··· INFORMATION SHOWN ···
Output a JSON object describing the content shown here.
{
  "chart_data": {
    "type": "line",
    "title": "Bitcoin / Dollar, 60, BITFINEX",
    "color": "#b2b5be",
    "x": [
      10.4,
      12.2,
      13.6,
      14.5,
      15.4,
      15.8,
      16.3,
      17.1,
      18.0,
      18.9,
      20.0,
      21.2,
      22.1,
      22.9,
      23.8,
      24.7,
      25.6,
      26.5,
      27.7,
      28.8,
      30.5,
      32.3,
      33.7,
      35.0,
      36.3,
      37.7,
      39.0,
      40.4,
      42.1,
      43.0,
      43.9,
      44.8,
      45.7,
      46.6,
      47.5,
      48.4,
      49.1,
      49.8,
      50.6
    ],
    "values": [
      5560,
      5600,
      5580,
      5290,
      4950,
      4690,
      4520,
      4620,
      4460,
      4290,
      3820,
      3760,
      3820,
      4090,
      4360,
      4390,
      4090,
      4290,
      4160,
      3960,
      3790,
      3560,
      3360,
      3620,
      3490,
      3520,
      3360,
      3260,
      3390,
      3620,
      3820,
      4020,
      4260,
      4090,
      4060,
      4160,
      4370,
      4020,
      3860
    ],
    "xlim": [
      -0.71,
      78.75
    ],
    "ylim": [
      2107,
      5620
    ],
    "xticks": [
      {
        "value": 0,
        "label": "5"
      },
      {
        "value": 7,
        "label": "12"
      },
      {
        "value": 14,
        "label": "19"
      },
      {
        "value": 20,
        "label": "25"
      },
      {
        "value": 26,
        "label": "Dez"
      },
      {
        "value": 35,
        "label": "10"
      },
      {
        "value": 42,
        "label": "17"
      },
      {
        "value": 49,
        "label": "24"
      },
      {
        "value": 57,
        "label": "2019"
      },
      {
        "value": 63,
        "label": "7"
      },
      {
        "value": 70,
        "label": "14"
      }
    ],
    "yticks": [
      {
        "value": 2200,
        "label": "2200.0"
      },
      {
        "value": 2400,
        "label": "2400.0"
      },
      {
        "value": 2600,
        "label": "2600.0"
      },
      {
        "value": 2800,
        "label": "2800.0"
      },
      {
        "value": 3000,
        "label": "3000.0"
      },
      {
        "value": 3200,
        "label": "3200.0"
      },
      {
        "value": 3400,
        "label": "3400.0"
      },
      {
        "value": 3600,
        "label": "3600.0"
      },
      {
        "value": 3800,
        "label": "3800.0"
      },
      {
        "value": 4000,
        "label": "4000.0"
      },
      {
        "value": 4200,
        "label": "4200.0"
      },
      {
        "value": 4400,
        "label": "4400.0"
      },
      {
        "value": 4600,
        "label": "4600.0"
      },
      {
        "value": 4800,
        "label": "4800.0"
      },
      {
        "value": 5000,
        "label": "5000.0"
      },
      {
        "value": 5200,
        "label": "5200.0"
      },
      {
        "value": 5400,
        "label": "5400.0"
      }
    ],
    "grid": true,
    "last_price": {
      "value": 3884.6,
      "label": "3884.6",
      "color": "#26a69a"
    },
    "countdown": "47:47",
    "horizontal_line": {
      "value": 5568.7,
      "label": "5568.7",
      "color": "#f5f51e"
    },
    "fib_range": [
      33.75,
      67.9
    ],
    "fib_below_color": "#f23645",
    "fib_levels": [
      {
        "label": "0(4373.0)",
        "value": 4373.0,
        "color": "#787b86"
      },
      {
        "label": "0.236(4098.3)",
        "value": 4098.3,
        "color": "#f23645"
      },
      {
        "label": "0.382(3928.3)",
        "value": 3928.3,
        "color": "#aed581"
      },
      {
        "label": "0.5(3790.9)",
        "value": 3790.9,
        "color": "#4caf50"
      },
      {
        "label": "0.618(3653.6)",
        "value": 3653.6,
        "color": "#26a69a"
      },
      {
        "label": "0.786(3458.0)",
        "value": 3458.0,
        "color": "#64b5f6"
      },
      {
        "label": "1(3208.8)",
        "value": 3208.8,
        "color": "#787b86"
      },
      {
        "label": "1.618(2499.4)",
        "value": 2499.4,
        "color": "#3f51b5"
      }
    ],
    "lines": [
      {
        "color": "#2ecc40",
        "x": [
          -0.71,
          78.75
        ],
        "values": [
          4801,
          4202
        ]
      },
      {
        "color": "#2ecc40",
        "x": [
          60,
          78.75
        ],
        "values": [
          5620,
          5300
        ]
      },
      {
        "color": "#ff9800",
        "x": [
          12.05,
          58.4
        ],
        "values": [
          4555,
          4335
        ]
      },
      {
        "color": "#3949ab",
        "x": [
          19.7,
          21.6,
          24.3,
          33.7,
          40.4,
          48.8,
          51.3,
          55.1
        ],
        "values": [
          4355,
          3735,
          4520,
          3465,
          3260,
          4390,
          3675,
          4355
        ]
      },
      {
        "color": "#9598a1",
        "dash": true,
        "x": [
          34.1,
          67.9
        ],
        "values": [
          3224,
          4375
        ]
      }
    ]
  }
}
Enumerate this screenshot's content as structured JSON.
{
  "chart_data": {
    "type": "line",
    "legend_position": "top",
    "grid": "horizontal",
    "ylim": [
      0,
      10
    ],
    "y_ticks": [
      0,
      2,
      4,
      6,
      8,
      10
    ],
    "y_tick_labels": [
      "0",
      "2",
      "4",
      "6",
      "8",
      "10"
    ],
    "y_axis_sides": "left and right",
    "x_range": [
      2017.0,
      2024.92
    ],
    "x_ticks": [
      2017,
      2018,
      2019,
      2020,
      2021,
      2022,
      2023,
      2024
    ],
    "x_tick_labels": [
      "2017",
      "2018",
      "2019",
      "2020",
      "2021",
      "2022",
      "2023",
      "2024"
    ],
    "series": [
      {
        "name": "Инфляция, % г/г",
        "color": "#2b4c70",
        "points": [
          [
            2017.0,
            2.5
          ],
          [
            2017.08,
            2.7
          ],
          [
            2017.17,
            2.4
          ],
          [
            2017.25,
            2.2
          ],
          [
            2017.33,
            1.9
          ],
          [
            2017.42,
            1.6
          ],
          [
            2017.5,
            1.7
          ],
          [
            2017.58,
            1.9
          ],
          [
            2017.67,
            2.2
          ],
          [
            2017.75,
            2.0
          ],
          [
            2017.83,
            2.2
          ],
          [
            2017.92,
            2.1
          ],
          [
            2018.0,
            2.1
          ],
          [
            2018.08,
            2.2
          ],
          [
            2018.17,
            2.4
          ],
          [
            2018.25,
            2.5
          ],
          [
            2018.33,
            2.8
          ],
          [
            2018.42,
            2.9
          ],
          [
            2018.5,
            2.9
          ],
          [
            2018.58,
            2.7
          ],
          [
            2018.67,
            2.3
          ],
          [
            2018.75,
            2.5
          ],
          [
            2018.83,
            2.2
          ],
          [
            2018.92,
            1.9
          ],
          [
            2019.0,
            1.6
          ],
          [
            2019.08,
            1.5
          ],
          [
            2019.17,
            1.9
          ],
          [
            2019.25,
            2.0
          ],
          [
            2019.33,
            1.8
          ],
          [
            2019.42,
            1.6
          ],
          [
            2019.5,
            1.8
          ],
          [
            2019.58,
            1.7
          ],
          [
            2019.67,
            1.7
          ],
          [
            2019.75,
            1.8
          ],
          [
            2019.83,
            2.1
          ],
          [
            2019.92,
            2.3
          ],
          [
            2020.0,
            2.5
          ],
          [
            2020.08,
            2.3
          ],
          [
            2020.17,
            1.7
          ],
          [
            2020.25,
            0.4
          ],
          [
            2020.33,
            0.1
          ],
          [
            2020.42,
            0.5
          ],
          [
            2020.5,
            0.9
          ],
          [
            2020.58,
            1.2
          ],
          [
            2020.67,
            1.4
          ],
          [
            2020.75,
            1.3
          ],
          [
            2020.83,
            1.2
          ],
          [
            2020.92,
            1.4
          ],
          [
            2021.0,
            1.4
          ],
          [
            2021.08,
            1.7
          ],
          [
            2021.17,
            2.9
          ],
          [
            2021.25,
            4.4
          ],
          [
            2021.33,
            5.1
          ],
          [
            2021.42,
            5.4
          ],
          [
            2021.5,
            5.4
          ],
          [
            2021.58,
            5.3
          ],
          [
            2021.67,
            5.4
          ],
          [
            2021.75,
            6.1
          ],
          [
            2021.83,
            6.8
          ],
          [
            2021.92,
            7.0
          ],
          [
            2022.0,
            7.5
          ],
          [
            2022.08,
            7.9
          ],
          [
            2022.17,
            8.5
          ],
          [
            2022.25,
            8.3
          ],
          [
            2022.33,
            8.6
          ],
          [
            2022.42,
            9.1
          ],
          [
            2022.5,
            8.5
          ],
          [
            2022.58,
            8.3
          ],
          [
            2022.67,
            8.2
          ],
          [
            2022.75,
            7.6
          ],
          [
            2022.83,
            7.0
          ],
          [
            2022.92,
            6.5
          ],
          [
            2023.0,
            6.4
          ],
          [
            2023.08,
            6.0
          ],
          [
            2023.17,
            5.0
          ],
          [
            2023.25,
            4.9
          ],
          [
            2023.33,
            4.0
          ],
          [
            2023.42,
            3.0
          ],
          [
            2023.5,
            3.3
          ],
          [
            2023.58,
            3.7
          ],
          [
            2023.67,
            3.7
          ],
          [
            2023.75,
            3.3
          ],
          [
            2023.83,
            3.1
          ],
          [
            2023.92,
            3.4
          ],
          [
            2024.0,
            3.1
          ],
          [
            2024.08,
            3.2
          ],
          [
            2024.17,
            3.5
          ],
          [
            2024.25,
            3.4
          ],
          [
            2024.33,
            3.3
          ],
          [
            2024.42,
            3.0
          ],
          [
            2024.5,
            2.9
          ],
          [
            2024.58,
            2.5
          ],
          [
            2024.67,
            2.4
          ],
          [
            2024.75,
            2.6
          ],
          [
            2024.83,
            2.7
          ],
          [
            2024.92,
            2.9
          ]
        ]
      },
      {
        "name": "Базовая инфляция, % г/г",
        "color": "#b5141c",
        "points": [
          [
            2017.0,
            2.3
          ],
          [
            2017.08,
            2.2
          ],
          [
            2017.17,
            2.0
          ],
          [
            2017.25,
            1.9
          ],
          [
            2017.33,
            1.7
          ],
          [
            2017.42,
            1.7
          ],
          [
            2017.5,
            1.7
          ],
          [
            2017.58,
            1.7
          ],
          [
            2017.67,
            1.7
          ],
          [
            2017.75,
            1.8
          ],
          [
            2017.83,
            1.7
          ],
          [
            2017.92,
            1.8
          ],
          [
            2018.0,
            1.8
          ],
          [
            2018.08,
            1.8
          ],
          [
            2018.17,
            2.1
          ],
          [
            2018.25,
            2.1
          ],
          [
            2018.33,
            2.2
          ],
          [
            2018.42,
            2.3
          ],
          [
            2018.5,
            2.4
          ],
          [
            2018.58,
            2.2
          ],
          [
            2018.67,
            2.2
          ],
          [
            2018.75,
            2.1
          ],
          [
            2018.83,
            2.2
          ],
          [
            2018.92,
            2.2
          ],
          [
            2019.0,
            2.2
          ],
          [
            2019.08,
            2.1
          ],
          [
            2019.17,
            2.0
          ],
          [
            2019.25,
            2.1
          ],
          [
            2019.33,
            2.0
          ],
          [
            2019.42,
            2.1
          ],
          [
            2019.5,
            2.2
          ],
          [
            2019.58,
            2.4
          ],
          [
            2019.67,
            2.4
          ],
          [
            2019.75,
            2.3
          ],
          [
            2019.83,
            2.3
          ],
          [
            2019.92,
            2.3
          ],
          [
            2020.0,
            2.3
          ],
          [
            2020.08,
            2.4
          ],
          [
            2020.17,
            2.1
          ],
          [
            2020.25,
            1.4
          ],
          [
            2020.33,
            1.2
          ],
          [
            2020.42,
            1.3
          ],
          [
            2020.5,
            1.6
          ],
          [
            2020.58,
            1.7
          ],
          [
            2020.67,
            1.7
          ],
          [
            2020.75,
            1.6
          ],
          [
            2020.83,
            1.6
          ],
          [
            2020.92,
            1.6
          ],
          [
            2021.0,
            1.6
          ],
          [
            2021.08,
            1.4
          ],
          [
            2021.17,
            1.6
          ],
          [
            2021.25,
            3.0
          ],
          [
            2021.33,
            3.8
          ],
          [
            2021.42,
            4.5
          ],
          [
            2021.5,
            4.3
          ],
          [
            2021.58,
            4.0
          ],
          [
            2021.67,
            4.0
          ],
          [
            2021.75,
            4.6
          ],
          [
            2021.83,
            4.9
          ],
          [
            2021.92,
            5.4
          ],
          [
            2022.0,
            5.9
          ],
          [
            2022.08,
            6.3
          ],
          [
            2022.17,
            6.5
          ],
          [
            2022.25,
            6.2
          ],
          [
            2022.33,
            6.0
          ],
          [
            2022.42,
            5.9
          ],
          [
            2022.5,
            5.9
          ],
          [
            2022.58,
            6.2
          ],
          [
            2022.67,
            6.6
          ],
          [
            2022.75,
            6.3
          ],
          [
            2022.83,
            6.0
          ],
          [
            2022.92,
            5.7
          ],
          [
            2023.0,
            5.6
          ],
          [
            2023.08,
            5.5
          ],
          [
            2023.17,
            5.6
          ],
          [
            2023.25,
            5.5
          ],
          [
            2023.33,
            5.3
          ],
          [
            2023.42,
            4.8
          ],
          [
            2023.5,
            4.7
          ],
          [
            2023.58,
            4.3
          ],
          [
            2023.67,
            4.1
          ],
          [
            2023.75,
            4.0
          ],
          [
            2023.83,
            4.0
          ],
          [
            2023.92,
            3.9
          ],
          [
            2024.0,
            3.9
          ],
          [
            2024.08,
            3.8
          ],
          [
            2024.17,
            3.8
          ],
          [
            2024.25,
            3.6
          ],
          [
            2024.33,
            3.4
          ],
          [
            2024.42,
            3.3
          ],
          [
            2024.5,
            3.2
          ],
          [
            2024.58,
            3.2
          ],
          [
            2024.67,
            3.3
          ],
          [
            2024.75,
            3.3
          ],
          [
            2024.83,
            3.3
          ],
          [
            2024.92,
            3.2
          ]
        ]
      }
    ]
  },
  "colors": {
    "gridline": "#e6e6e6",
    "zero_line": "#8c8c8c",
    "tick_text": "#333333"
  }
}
···
→ **DIRECTIONS FOR THIS TASK**:
Find how many lines in the records contain the string "content", then give the number alone.

→ **RIGHT ANSWER**:
2